CHALLENGE: Your task is to copy the listing exactly, with the pictures left out.

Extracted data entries
━━━
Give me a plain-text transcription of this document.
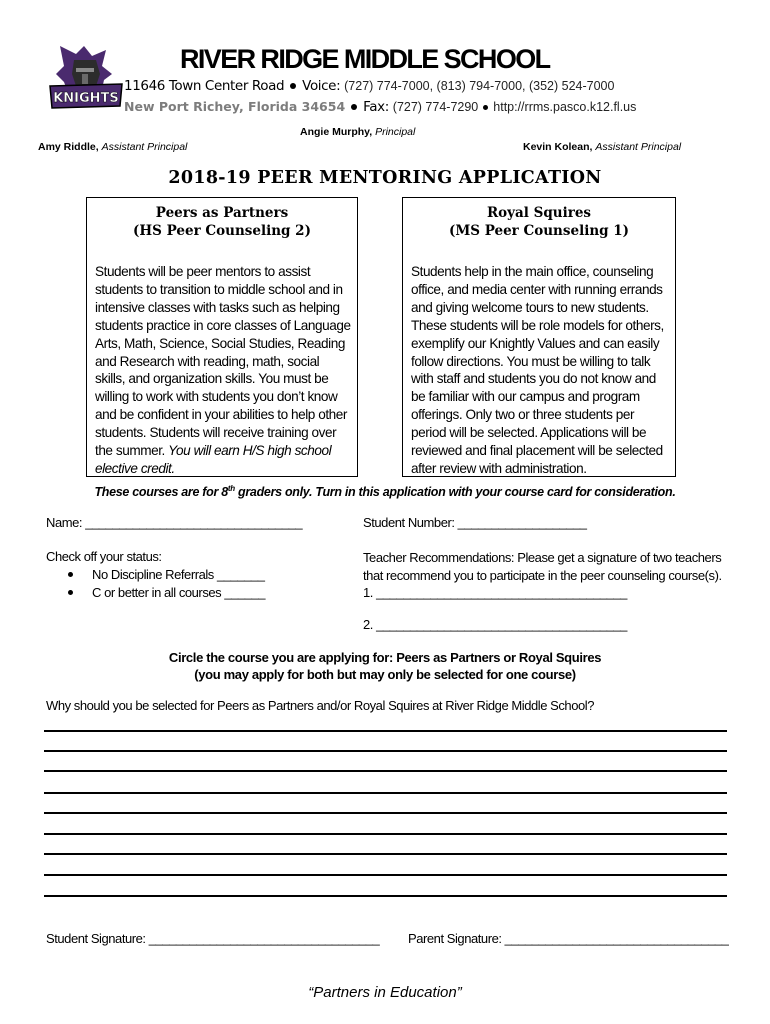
KNIGHTS
RIVER RIDGE MIDDLE SCHOOL
11646 Town Center Road Voice: (727) 774-7000, (813) 794-7000, (352) 524-7000
New Port Richey, Florida 34654 Fax: (727) 774-7290 http://rrms.pasco.k12.fl.us
Angie Murphy, Principal
Amy Riddle, Assistant Principal	Kevin Kolean, Assistant Principal
2018-19 PEER MENTORING APPLICATION
Peers as Partners
(HS Peer Counseling 2)
Students will be peer mentors to assist students to transition to middle school and in intensive classes with tasks such as helping students practice in core classes of Language Arts, Math, Science, Social Studies, Reading and Research with reading, math, social skills, and organization skills. You must be willing to work with students you don’t know and be confident in your abilities to help other students. Students will receive training over the summer. You will earn H/S high school elective credit.
Royal Squires
(MS Peer Counseling 1)
Students help in the main office, counseling office, and media center with running errands and giving welcome tours to new students. These students will be role models for others, exemplify our Knightly Values and can easily follow directions. You must be willing to talk with staff and students you do not know and be familiar with our campus and program offerings. Only two or three students per period will be selected. Applications will be reviewed and final placement will be selected after review with administration.
These courses are for 8th graders only. Turn in this application with your course card for consideration.
Name: ________________________________	Student Number: ___________________
Check off your status:
No Discipline Referrals _______
C or better in all courses ______
Teacher Recommendations: Please get a signature of two teachers that recommend you to participate in the peer counseling course(s).
1. _____________________________________
2. _____________________________________
Circle the course you are applying for: Peers as Partners or Royal Squires
(you may apply for both but may only be selected for one course)
Why should you be selected for Peers as Partners and/or Royal Squires at River Ridge Middle School?
Student Signature: __________________________________ Parent Signature: _________________________________
“Partners in Education”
━━━
SOLUTION TO THIS PROBLEM:
Give me a plain-text transcription of this document.
KNIGHTS
RIVER RIDGE MIDDLE SCHOOL
11646 Town Center Road Voice: (727) 774-7000, (813) 794-7000, (352) 524-7000
New Port Richey, Florida 34654 Fax: (727) 774-7290 http://rrms.pasco.k12.fl.us
Angie Murphy, Principal
Amy Riddle, Assistant Principal	Kevin Kolean, Assistant Principal
2018-19 PEER MENTORING APPLICATION
Peers as Partners
(HS Peer Counseling 2)
Students will be peer mentors to assist students to transition to middle school and in intensive classes with tasks such as helping students practice in core classes of Language Arts, Math, Science, Social Studies, Reading and Research with reading, math, social skills, and organization skills. You must be willing to work with students you don’t know and be confident in your abilities to help other students. Students will receive training over the summer. You will earn H/S high school elective credit.
Royal Squires
(MS Peer Counseling 1)
Students help in the main office, counseling office, and media center with running errands and giving welcome tours to new students. These students will be role models for others, exemplify our Knightly Values and can easily follow directions. You must be willing to talk with staff and students you do not know and be familiar with our campus and program offerings. Only two or three students per period will be selected. Applications will be reviewed and final placement will be selected after review with administration.
These courses are for 8th graders only. Turn in this application with your course card for consideration.
Name: ________________________________	Student Number: ___________________
Check off your status:
No Discipline Referrals _______
C or better in all courses ______
Teacher Recommendations: Please get a signature of two teachers that recommend you to participate in the peer counseling course(s).
1. _____________________________________
2. _____________________________________
Circle the course you are applying for: Peers as Partners or Royal Squires
(you may apply for both but may only be selected for one course)
Why should you be selected for Peers as Partners and/or Royal Squires at River Ridge Middle School?
Student Signature: __________________________________ Parent Signature: _________________________________
“Partners in Education”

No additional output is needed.